▶ [SOURCE DATA]

____________

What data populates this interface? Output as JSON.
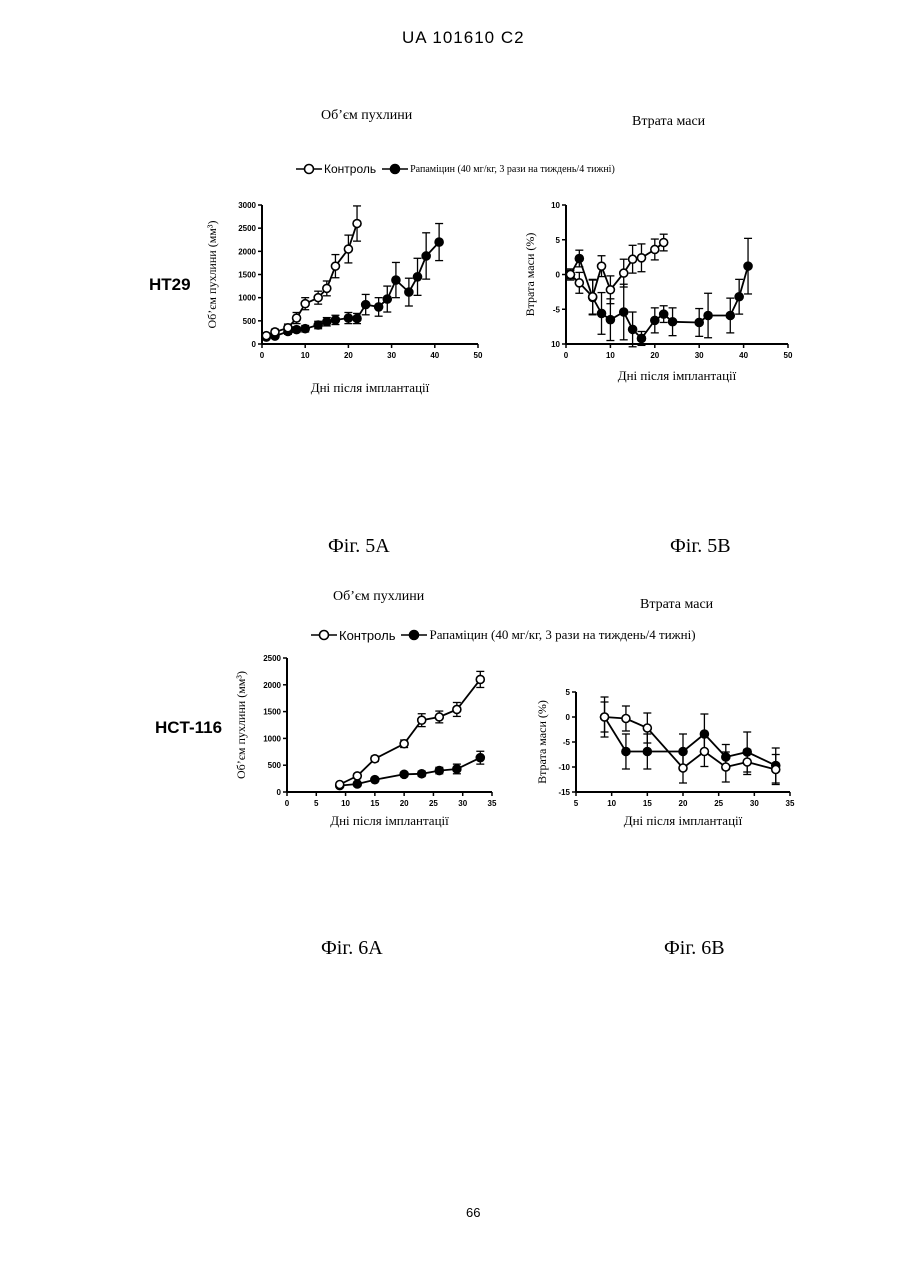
{
  "header": {
    "text": "UA   101610   C2"
  },
  "page_number": "66",
  "figures": {
    "fig5A_label": "Фіг. 5А",
    "fig5B_label": "Фіг. 5В",
    "fig6A_label": "Фіг. 6А",
    "fig6B_label": "Фіг. 6В",
    "cell_line_1": "HT29",
    "cell_line_2": "HCT-116"
  },
  "titles": {
    "volume_5": "Об’єм пухлини",
    "mass_5": "Втрата маси",
    "volume_6": "Об’єм пухлини",
    "mass_6": "Втрата маси"
  },
  "legend_top": {
    "control": "Контроль",
    "rapamycin": "Рапаміцин (40 мг/кг, 3 рази на тиждень/4 тижні)"
  },
  "legend_bottom": {
    "control": "Контроль",
    "rapamycin": "Рапаміцин (40 мг/кг, 3 рази на тиждень/4 тижні)"
  },
  "colors": {
    "ink": "#000000",
    "open_marker_fill": "#ffffff"
  },
  "chart_data": [
    {
      "id": "c5a",
      "type": "line",
      "xlabel": "Дні після імплантації",
      "ylabel": "Об’єм пухлини (мм³)",
      "xlim": [
        0,
        50
      ],
      "ylim": [
        0,
        3000
      ],
      "xticks": [
        0,
        10,
        20,
        30,
        40,
        50
      ],
      "yticks": [
        0,
        500,
        1000,
        1500,
        2000,
        2500,
        3000
      ],
      "series": [
        {
          "name": "Контроль",
          "marker": "open",
          "x": [
            1,
            3,
            6,
            8,
            10,
            13,
            15,
            17,
            20,
            22
          ],
          "y": [
            180,
            260,
            350,
            560,
            870,
            1000,
            1200,
            1680,
            2050,
            2600
          ],
          "err": [
            50,
            60,
            80,
            120,
            130,
            140,
            160,
            250,
            300,
            380
          ]
        },
        {
          "name": "Рапаміцин (40 мг/кг, 3 рази на тиждень/4 тижні)",
          "marker": "filled",
          "x": [
            1,
            3,
            6,
            8,
            10,
            13,
            15,
            17,
            20,
            22,
            24,
            27,
            29,
            31,
            34,
            36,
            38,
            41
          ],
          "y": [
            150,
            170,
            270,
            310,
            330,
            410,
            480,
            520,
            560,
            550,
            850,
            800,
            970,
            1380,
            1120,
            1450,
            1900,
            2200
          ],
          "err": [
            30,
            40,
            60,
            60,
            70,
            80,
            90,
            100,
            120,
            110,
            220,
            200,
            280,
            380,
            300,
            400,
            500,
            400
          ]
        }
      ]
    },
    {
      "id": "c5b",
      "type": "line",
      "xlabel": "Дні після імплантації",
      "ylabel": "Втрата маси (%)",
      "xlim": [
        0,
        50
      ],
      "ylim": [
        -10,
        10
      ],
      "xticks": [
        0,
        10,
        20,
        30,
        40,
        50
      ],
      "yticks": [
        -10,
        -5,
        0,
        5,
        10
      ],
      "ytick_labels": [
        "10",
        "-5",
        "0",
        "5",
        "10"
      ],
      "series": [
        {
          "name": "Контроль",
          "marker": "open",
          "x": [
            1,
            3,
            6,
            8,
            10,
            13,
            15,
            17,
            20,
            22
          ],
          "y": [
            0,
            -1.2,
            -3.2,
            1.2,
            -2.2,
            0.2,
            2.2,
            2.4,
            3.6,
            4.6
          ],
          "err": [
            0.6,
            1.5,
            2.5,
            1.5,
            2,
            2,
            2,
            2,
            1.5,
            1.2
          ]
        },
        {
          "name": "Рапаміцин (40 мг/кг, 3 рази на тиждень/4 тижні)",
          "marker": "filled",
          "x": [
            1,
            3,
            6,
            8,
            10,
            13,
            15,
            17,
            20,
            22,
            24,
            30,
            32,
            37,
            39,
            41
          ],
          "y": [
            0,
            2.3,
            -3.3,
            -5.6,
            -6.5,
            -5.4,
            -7.9,
            -9.2,
            -6.6,
            -5.7,
            -6.8,
            -6.9,
            -5.9,
            -5.9,
            -3.2,
            1.2
          ],
          "err": [
            0.8,
            1.2,
            2.5,
            3,
            3,
            4,
            2.5,
            1,
            1.8,
            1.2,
            2,
            2,
            3.2,
            2.5,
            2.5,
            4
          ]
        }
      ]
    },
    {
      "id": "c6a",
      "type": "line",
      "xlabel": "Дні після імплантації",
      "ylabel": "Об’єм пухлини (мм³)",
      "xlim": [
        0,
        35
      ],
      "ylim": [
        0,
        2500
      ],
      "xticks": [
        0,
        5,
        10,
        15,
        20,
        25,
        30,
        35
      ],
      "yticks": [
        0,
        500,
        1000,
        1500,
        2000,
        2500
      ],
      "series": [
        {
          "name": "Контроль",
          "marker": "open",
          "x": [
            9,
            12,
            15,
            20,
            23,
            26,
            29,
            33
          ],
          "y": [
            140,
            300,
            620,
            900,
            1340,
            1400,
            1540,
            2100
          ],
          "err": [
            20,
            40,
            50,
            70,
            120,
            110,
            130,
            150
          ]
        },
        {
          "name": "Рапаміцин (40 мг/кг, 3 рази на тиждень/4 тижні)",
          "marker": "filled",
          "x": [
            9,
            12,
            15,
            20,
            23,
            26,
            29,
            33
          ],
          "y": [
            120,
            150,
            230,
            330,
            340,
            400,
            430,
            640
          ],
          "err": [
            15,
            20,
            30,
            40,
            50,
            60,
            90,
            120
          ]
        }
      ]
    },
    {
      "id": "c6b",
      "type": "line",
      "xlabel": "Дні після імплантації",
      "ylabel": "Втрата маси (%)",
      "xlim": [
        5,
        35
      ],
      "ylim": [
        -15,
        5
      ],
      "xticks": [
        5,
        10,
        15,
        20,
        25,
        30,
        35
      ],
      "yticks": [
        -15,
        -10,
        -5,
        0,
        5
      ],
      "series": [
        {
          "name": "Контроль",
          "marker": "open",
          "x": [
            9,
            12,
            15,
            20,
            23,
            26,
            29,
            33
          ],
          "y": [
            0,
            -0.3,
            -2.2,
            -10.2,
            -6.9,
            -10,
            -9,
            -10.5
          ],
          "err": [
            4,
            2.5,
            3,
            3,
            3,
            3,
            2.5,
            3
          ]
        },
        {
          "name": "Рапаміцин (40 мг/кг, 3 рази на тиждень/4 тижні)",
          "marker": "filled",
          "x": [
            9,
            12,
            15,
            20,
            23,
            26,
            29,
            33
          ],
          "y": [
            0,
            -6.9,
            -6.9,
            -6.9,
            -3.4,
            -8,
            -7,
            -9.7
          ],
          "err": [
            3,
            3.5,
            3.5,
            3.5,
            4,
            2.5,
            4,
            3.5
          ]
        }
      ]
    }
  ]
}
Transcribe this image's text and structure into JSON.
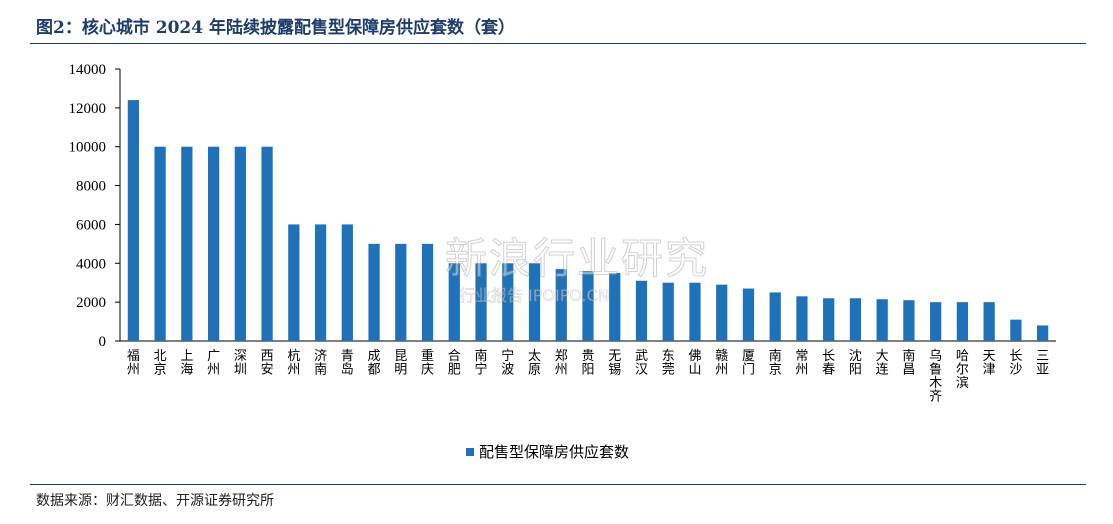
{
  "title": "图2：核心城市 2024 年陆续披露配售型保障房供应套数（套）",
  "source": "数据来源：财汇数据、开源证券研究所",
  "watermark": {
    "main": "新浪行业研究",
    "sub": "行业报告 IPOIPO.CN"
  },
  "colors": {
    "bar": "#1f72b8",
    "axis": "#000000",
    "rule": "#1f3d6b"
  },
  "chart_data": {
    "type": "bar",
    "categories": [
      "福州",
      "北京",
      "上海",
      "广州",
      "深圳",
      "西安",
      "杭州",
      "济南",
      "青岛",
      "成都",
      "昆明",
      "重庆",
      "合肥",
      "南宁",
      "宁波",
      "太原",
      "郑州",
      "贵阳",
      "无锡",
      "武汉",
      "东莞",
      "佛山",
      "赣州",
      "厦门",
      "南京",
      "常州",
      "长春",
      "沈阳",
      "大连",
      "南昌",
      "乌鲁木齐",
      "哈尔滨",
      "天津",
      "长沙",
      "三亚"
    ],
    "series": [
      {
        "name": "配售型保障房供应套数",
        "values": [
          12400,
          10000,
          10000,
          10000,
          10000,
          10000,
          6000,
          6000,
          6000,
          5000,
          5000,
          5000,
          4000,
          4000,
          4000,
          4000,
          3700,
          3600,
          3500,
          3100,
          3000,
          3000,
          2900,
          2700,
          2500,
          2300,
          2200,
          2200,
          2150,
          2100,
          2000,
          2000,
          2000,
          1100,
          800
        ]
      }
    ],
    "yticks": [
      0,
      2000,
      4000,
      6000,
      8000,
      10000,
      12000,
      14000
    ],
    "ylim": [
      0,
      14000
    ],
    "grid": false,
    "legend": "bottom-center",
    "xlabel": "",
    "ylabel": ""
  }
}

____________

Of all the lines in the listing above, how many contain the word "JSON"? Answer with the number alone.

2